* _Instructions to follow_
Which lines of the listing below contain the string "axis"? List each of those lines in full, treating uppercase and lowercase as different.

═══ Material for this exercise ═══

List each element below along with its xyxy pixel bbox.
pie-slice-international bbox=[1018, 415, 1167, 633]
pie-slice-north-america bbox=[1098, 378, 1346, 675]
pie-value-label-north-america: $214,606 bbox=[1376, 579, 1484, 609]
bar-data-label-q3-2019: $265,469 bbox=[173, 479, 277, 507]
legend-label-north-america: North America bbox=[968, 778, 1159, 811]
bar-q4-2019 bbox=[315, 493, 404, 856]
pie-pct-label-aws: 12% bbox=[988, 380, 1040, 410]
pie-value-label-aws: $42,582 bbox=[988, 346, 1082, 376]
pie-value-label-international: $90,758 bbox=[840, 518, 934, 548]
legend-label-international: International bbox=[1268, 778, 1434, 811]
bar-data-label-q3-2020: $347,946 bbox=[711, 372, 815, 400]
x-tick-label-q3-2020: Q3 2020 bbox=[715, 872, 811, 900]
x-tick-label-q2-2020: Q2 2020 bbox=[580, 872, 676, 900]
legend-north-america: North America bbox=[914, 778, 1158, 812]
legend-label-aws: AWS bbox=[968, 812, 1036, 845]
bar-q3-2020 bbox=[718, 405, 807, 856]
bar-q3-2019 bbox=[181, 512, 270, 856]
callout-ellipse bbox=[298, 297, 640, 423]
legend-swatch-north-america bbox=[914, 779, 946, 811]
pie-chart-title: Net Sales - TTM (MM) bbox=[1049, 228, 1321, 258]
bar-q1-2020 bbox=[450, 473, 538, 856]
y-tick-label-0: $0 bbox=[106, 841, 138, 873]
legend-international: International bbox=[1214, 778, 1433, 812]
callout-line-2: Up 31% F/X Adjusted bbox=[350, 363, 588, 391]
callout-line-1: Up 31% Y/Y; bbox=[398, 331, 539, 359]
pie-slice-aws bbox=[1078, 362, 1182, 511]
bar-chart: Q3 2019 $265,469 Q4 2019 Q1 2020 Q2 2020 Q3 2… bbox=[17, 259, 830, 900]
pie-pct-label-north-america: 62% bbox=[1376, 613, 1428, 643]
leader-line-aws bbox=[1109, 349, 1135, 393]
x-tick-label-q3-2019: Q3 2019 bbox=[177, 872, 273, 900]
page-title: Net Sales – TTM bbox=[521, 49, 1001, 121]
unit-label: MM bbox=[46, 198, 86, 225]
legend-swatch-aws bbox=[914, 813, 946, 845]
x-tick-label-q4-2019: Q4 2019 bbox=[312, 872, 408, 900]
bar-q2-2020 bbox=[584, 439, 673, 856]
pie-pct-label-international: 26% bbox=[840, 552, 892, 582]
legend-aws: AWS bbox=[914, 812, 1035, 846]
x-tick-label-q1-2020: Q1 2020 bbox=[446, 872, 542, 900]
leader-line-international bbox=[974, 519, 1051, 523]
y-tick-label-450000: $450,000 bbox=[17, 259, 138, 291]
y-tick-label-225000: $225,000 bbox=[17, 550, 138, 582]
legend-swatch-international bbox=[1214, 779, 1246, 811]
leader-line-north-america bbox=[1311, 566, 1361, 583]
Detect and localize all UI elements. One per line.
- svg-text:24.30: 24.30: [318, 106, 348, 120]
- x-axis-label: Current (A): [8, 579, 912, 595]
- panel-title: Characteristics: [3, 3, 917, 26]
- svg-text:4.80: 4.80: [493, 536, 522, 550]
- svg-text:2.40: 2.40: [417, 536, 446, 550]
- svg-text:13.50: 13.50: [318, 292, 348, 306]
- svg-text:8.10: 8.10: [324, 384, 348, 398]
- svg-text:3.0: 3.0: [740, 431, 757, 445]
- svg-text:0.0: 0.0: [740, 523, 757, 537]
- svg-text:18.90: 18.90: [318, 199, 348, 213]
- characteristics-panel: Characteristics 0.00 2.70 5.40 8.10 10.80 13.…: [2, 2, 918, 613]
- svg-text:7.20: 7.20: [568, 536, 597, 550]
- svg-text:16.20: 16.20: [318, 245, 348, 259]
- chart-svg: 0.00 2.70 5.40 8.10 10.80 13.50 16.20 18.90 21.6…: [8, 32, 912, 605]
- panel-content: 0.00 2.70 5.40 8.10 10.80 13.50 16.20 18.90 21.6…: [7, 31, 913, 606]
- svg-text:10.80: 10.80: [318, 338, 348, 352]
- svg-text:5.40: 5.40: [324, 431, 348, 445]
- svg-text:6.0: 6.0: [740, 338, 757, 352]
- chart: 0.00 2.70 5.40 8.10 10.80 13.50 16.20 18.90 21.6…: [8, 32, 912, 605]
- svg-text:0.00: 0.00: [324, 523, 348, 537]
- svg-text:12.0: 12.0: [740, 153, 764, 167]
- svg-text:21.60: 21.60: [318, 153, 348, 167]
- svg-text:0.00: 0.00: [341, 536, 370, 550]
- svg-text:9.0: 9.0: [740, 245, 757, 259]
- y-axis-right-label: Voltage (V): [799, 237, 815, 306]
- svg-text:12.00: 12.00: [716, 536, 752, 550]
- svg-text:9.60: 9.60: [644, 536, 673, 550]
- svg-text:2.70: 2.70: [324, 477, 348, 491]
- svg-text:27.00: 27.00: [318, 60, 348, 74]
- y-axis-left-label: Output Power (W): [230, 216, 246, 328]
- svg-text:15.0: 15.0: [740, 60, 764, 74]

═══

* _Response for this exercise_
- x-axis-label: Current (A): [8, 579, 912, 595]
- y-axis-right-label: Voltage (V): [799, 237, 815, 306]
- y-axis-left-label: Output Power (W): [230, 216, 246, 328]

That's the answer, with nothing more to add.